(Stored data)
------

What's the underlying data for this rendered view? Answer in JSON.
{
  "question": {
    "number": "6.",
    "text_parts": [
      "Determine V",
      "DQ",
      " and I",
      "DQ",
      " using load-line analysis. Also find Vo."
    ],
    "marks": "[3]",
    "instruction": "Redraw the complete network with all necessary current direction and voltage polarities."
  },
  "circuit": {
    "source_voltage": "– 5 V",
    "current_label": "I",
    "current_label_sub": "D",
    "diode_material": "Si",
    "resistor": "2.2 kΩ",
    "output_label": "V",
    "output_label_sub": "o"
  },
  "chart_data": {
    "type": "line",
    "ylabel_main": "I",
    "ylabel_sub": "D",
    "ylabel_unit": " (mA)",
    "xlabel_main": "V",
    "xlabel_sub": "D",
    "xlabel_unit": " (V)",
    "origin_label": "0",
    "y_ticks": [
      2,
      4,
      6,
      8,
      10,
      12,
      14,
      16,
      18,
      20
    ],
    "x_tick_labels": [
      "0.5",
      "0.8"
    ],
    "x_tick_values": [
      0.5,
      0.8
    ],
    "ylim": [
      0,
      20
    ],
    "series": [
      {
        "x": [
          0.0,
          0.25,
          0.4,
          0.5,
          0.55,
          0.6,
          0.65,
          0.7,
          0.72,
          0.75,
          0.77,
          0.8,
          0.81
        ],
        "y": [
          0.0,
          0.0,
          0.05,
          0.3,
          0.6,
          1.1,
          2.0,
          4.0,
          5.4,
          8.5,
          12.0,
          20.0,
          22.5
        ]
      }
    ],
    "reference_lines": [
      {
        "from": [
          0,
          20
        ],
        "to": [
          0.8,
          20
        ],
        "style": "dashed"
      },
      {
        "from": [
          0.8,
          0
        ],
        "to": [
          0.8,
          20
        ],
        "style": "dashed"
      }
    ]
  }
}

------

Output an exact copy of each record.

| Solved problem |
What's the underlying data for this rendered view? Answer in JSON.
{
  "question": {
    "number": "6.",
    "text_parts": [
      "Determine V",
      "DQ",
      " and I",
      "DQ",
      " using load-line analysis. Also find Vo."
    ],
    "marks": "[3]",
    "instruction": "Redraw the complete network with all necessary current direction and voltage polarities."
  },
  "circuit": {
    "source_voltage": "– 5 V",
    "current_label": "I",
    "current_label_sub": "D",
    "diode_material": "Si",
    "resistor": "2.2 kΩ",
    "output_label": "V",
    "output_label_sub": "o"
  },
  "chart_data": {
    "type": "line",
    "ylabel_main": "I",
    "ylabel_sub": "D",
    "ylabel_unit": " (mA)",
    "xlabel_main": "V",
    "xlabel_sub": "D",
    "xlabel_unit": " (V)",
    "origin_label": "0",
    "y_ticks": [
      2,
      4,
      6,
      8,
      10,
      12,
      14,
      16,
      18,
      20
    ],
    "x_tick_labels": [
      "0.5",
      "0.8"
    ],
    "x_tick_values": [
      0.5,
      0.8
    ],
    "ylim": [
      0,
      20
    ],
    "series": [
      {
        "x": [
          0.0,
          0.25,
          0.4,
          0.5,
          0.55,
          0.6,
          0.65,
          0.7,
          0.72,
          0.75,
          0.77,
          0.8,
          0.81
        ],
        "y": [
          0.0,
          0.0,
          0.05,
          0.3,
          0.6,
          1.1,
          2.0,
          4.0,
          5.4,
          8.5,
          12.0,
          20.0,
          22.5
        ]
      }
    ],
    "reference_lines": [
      {
        "from": [
          0,
          20
        ],
        "to": [
          0.8,
          20
        ],
        "style": "dashed"
      },
      {
        "from": [
          0.8,
          0
        ],
        "to": [
          0.8,
          20
        ],
        "style": "dashed"
      }
    ]
  }
}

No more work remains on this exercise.